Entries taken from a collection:

--- --- ---

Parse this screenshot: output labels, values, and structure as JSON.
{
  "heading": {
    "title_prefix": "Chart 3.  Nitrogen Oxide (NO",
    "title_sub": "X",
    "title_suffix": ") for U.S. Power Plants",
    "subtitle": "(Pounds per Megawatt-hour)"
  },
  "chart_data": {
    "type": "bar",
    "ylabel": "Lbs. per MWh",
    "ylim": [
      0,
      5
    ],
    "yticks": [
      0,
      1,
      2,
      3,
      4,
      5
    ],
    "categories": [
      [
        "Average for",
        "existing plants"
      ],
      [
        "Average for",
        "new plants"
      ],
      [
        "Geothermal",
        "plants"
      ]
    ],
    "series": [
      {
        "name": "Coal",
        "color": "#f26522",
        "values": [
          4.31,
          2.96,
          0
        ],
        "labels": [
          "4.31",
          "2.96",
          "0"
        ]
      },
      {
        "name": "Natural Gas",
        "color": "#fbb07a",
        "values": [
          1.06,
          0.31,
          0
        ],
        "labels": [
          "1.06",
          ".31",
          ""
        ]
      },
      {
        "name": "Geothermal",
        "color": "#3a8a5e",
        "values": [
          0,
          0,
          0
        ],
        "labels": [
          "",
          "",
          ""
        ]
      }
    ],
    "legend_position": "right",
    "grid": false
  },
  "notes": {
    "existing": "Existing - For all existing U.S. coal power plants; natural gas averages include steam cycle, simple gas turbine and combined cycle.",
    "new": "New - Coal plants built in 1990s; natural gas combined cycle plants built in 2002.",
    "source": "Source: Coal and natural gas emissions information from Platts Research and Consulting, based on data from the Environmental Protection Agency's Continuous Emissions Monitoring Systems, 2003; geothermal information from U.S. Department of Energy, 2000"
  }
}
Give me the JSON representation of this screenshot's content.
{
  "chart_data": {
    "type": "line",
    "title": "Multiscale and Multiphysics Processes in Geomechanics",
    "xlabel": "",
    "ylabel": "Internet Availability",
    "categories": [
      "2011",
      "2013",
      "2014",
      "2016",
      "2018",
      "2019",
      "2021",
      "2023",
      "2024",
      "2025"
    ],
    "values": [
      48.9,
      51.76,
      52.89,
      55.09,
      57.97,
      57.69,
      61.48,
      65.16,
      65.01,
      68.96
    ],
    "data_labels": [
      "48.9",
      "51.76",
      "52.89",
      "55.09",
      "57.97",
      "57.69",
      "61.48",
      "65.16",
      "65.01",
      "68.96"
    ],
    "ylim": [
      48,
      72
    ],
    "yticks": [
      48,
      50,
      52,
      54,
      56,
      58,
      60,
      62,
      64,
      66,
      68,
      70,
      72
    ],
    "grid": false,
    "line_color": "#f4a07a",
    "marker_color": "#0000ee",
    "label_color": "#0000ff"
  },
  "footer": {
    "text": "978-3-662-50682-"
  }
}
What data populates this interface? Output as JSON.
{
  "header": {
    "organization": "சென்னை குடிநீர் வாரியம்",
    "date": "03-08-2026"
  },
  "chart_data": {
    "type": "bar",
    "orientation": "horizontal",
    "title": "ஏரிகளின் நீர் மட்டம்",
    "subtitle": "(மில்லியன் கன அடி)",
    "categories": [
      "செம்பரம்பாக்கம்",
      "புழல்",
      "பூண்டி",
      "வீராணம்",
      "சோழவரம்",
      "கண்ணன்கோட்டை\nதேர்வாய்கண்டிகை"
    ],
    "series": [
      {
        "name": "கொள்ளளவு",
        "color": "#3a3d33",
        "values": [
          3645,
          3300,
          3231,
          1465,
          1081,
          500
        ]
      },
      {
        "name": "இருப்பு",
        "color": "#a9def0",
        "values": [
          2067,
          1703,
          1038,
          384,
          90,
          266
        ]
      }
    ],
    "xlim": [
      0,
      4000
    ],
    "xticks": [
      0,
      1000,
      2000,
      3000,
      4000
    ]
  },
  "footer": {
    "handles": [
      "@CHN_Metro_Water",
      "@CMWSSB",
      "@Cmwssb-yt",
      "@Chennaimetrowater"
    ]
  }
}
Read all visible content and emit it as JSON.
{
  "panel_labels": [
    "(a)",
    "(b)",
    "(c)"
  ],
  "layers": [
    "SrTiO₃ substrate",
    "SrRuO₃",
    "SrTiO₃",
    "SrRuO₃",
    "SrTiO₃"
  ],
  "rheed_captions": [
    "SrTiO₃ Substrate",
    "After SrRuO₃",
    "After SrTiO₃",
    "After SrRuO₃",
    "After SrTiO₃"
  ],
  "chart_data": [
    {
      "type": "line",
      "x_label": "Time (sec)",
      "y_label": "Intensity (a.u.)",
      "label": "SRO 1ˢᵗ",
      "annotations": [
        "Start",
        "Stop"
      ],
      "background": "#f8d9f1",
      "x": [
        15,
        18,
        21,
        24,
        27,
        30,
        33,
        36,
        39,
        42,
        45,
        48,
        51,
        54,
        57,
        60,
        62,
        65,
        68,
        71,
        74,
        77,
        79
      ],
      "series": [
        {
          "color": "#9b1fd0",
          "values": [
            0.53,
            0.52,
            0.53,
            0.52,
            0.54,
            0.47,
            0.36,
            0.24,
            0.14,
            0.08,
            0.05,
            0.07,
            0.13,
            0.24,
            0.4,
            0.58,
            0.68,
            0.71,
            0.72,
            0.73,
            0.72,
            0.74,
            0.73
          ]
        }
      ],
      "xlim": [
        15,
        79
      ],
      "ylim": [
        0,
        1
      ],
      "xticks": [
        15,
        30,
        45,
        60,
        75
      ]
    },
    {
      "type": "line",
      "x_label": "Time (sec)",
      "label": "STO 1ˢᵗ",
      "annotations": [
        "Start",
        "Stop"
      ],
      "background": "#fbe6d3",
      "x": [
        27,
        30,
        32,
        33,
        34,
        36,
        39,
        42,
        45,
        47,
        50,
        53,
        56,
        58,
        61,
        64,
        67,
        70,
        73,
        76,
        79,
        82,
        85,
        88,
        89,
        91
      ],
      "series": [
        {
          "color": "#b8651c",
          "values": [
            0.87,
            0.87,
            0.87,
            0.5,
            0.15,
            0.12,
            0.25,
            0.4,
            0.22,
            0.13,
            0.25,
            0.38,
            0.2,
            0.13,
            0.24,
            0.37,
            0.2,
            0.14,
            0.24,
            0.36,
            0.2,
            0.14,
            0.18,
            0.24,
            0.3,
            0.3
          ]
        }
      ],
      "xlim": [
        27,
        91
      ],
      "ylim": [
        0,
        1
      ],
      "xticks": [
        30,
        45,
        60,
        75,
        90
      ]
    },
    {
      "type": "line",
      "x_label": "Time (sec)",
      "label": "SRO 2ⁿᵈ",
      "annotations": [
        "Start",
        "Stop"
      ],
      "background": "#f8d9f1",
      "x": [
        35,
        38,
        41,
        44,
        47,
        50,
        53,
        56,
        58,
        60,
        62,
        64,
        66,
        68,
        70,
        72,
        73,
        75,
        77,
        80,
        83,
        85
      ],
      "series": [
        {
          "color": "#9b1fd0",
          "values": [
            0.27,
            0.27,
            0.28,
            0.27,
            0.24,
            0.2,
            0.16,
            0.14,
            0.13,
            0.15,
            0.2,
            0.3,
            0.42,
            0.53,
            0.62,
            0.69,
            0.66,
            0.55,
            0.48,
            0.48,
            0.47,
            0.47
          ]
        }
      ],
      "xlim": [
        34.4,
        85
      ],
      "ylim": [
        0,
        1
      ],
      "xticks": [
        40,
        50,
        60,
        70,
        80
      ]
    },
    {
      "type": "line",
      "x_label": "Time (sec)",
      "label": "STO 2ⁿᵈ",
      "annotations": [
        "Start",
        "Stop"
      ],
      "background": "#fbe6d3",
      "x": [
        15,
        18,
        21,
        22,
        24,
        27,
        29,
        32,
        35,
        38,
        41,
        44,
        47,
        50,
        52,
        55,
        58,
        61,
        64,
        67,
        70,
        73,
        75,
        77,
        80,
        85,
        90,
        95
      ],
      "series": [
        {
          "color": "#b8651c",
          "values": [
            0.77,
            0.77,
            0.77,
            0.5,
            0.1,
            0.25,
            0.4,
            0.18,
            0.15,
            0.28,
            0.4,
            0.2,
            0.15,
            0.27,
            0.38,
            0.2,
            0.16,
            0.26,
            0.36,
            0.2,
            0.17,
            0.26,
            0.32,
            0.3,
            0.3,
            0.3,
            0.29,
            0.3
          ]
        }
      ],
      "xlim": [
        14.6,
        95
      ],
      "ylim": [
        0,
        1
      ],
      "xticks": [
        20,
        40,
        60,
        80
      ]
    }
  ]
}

--- --- ---

## Requirement
Go through the records. Copy each line where "After" appears.

## Answer for the task
    "After SrRuO₃",
    "After SrTiO₃",
    "After SrRuO₃",
    "After SrTiO₃"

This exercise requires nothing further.